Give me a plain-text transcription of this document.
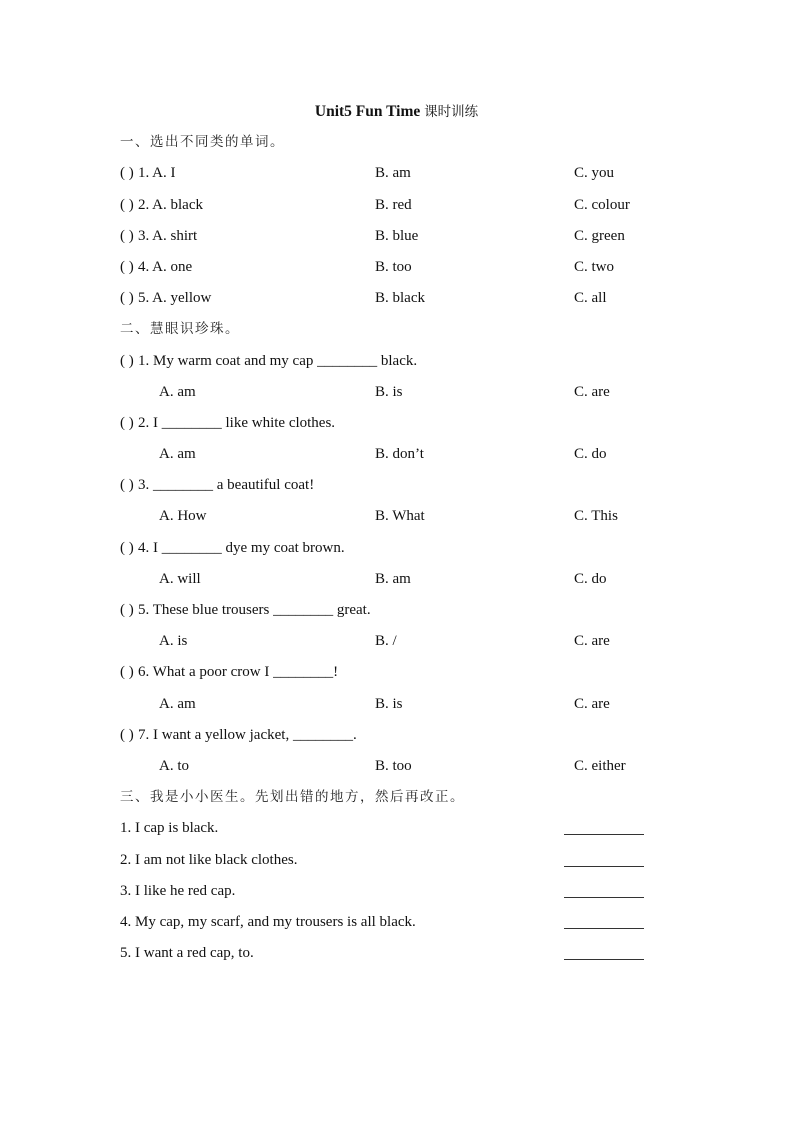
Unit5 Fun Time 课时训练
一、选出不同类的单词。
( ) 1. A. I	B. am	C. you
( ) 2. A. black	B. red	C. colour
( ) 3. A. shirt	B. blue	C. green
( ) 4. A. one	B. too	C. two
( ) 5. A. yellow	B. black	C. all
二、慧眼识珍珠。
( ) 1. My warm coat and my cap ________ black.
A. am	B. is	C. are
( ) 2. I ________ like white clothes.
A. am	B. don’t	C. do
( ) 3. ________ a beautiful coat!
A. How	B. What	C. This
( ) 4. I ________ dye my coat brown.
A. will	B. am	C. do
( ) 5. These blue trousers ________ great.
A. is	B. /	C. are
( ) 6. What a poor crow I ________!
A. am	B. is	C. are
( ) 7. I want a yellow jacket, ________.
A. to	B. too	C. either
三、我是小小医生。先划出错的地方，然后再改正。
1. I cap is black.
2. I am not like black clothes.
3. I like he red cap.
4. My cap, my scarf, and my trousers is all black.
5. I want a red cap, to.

**What you should do:** Repeat the data in full and exactly. Omit pictures.

**Problem solution:**
Give me a plain-text transcription of this document.
Unit5 Fun Time 课时训练
一、选出不同类的单词。
( ) 1. A. I	B. am	C. you
( ) 2. A. black	B. red	C. colour
( ) 3. A. shirt	B. blue	C. green
( ) 4. A. one	B. too	C. two
( ) 5. A. yellow	B. black	C. all
二、慧眼识珍珠。
( ) 1. My warm coat and my cap ________ black.
A. am	B. is	C. are
( ) 2. I ________ like white clothes.
A. am	B. don’t	C. do
( ) 3. ________ a beautiful coat!
A. How	B. What	C. This
( ) 4. I ________ dye my coat brown.
A. will	B. am	C. do
( ) 5. These blue trousers ________ great.
A. is	B. /	C. are
( ) 6. What a poor crow I ________!
A. am	B. is	C. are
( ) 7. I want a yellow jacket, ________.
A. to	B. too	C. either
三、我是小小医生。先划出错的地方，然后再改正。
1. I cap is black.
2. I am not like black clothes.
3. I like he red cap.
4. My cap, my scarf, and my trousers is all black.
5. I want a red cap, to.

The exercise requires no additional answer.